Copy every line of the data that contains the string "type".

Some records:
= = = =

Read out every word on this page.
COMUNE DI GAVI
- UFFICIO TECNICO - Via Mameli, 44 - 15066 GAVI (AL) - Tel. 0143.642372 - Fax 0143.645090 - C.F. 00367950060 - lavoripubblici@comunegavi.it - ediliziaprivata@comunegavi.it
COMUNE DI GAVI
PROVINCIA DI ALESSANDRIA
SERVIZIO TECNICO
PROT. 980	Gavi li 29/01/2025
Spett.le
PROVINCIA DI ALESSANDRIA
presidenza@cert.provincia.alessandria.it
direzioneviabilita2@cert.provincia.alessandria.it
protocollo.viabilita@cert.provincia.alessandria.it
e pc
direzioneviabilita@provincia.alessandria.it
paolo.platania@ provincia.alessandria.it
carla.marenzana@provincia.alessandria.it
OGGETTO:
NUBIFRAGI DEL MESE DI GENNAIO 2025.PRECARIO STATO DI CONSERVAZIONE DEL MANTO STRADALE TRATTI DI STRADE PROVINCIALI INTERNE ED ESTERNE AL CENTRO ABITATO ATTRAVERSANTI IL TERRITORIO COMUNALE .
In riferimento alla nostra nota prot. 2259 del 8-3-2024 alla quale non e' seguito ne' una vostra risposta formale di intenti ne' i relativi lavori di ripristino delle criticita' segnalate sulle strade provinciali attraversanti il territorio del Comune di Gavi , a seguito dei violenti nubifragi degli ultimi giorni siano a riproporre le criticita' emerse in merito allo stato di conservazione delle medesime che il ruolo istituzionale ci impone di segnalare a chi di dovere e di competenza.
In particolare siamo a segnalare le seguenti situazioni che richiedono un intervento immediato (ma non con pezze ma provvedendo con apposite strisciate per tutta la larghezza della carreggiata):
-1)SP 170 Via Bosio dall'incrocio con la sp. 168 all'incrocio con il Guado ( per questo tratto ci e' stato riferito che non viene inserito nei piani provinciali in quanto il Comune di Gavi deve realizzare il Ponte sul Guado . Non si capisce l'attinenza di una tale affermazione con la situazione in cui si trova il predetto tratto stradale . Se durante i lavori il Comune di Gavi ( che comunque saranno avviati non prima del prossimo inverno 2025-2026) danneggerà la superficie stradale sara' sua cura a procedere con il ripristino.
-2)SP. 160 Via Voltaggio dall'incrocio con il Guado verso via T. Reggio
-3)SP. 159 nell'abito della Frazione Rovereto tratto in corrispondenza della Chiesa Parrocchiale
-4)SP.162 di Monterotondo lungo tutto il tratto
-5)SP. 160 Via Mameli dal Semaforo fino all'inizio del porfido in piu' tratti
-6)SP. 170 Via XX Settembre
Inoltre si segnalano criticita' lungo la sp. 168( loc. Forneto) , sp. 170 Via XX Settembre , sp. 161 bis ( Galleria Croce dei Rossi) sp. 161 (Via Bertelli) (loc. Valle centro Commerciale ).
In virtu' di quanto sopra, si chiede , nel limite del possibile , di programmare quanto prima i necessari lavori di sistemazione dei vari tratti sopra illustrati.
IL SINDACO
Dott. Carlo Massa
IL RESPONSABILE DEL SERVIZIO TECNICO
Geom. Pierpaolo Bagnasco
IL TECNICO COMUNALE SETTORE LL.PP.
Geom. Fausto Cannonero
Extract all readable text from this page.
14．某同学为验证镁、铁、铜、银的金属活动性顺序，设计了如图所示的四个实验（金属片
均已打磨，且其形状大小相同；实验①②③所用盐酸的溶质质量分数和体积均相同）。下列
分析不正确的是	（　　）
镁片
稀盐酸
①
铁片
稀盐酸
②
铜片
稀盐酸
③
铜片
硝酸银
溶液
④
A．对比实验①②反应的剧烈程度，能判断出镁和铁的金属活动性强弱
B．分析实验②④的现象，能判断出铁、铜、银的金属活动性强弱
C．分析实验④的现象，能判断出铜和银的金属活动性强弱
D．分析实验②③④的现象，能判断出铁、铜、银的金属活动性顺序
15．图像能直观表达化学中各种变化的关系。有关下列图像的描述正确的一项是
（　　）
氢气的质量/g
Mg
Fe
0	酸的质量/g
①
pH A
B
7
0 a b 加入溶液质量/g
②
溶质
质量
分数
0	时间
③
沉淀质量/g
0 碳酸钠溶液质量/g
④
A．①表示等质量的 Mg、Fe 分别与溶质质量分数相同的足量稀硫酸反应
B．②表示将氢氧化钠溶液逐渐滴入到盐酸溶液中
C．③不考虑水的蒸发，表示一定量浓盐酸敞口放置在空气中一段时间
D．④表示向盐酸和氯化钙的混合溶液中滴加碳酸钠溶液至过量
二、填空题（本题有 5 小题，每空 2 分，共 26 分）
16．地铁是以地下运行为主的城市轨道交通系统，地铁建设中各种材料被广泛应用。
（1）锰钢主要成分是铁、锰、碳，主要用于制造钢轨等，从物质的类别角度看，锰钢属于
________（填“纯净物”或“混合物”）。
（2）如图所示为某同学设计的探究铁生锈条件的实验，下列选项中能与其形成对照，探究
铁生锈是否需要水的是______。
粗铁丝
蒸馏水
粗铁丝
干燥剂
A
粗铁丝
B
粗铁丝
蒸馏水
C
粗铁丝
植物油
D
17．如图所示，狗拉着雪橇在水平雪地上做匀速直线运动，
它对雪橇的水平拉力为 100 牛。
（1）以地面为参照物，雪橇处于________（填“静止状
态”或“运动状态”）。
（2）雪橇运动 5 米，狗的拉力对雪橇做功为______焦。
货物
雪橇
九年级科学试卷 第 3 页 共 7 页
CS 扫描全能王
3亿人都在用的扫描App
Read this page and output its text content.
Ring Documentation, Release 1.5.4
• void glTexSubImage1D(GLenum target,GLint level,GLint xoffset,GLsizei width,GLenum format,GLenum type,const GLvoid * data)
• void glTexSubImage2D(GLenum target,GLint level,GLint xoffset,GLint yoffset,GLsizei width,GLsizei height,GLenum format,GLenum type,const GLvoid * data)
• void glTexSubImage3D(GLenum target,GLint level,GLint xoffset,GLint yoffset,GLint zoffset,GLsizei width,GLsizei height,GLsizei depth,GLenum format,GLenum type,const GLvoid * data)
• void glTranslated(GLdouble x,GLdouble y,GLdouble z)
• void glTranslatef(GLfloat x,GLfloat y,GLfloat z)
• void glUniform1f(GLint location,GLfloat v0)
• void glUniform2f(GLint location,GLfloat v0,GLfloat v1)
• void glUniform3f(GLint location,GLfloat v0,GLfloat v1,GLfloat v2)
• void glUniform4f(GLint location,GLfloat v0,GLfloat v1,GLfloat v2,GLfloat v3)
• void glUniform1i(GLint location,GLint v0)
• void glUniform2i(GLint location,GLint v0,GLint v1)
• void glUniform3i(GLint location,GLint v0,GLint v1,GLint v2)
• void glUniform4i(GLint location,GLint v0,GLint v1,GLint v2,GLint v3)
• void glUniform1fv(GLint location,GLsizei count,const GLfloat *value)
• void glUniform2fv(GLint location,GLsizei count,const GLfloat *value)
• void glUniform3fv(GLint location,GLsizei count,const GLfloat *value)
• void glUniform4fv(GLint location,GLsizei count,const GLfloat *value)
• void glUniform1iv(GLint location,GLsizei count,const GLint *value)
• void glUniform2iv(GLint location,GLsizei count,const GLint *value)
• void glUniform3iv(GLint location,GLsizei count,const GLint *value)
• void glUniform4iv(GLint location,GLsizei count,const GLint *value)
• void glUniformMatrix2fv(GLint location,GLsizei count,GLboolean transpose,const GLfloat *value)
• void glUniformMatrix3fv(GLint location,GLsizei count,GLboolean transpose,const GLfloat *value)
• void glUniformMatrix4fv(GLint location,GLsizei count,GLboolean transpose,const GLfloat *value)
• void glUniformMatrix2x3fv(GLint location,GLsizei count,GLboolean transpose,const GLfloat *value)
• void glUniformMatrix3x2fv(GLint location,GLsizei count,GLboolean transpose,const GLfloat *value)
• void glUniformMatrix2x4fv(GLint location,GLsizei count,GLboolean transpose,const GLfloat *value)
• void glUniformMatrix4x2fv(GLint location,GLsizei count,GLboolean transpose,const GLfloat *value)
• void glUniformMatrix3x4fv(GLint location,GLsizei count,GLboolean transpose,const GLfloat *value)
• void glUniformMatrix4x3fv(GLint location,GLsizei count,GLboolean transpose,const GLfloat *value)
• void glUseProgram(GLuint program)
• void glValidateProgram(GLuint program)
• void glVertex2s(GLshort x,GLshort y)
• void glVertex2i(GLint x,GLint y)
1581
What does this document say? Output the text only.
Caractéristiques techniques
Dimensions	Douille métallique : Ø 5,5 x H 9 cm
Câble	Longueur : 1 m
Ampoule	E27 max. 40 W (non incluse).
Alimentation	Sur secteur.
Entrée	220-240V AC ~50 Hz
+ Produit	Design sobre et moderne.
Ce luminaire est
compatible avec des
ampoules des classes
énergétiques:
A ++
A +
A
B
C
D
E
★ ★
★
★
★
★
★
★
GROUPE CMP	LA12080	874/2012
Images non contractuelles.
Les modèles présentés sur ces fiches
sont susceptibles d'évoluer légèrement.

= = = =

Correct output ::
• void glTexSubImage1D(GLenum target,GLint level,GLint xoffset,GLsizei width,GLenum format,GLenum type,const GLvoid * data)
• void glTexSubImage2D(GLenum target,GLint level,GLint xoffset,GLint yoffset,GLsizei width,GLsizei height,GLenum format,GLenum type,const GLvoid * data)
• void glTexSubImage3D(GLenum target,GLint level,GLint xoffset,GLint yoffset,GLint zoffset,GLsizei width,GLsizei height,GLsizei depth,GLenum format,GLenum type,const GLvoid * data)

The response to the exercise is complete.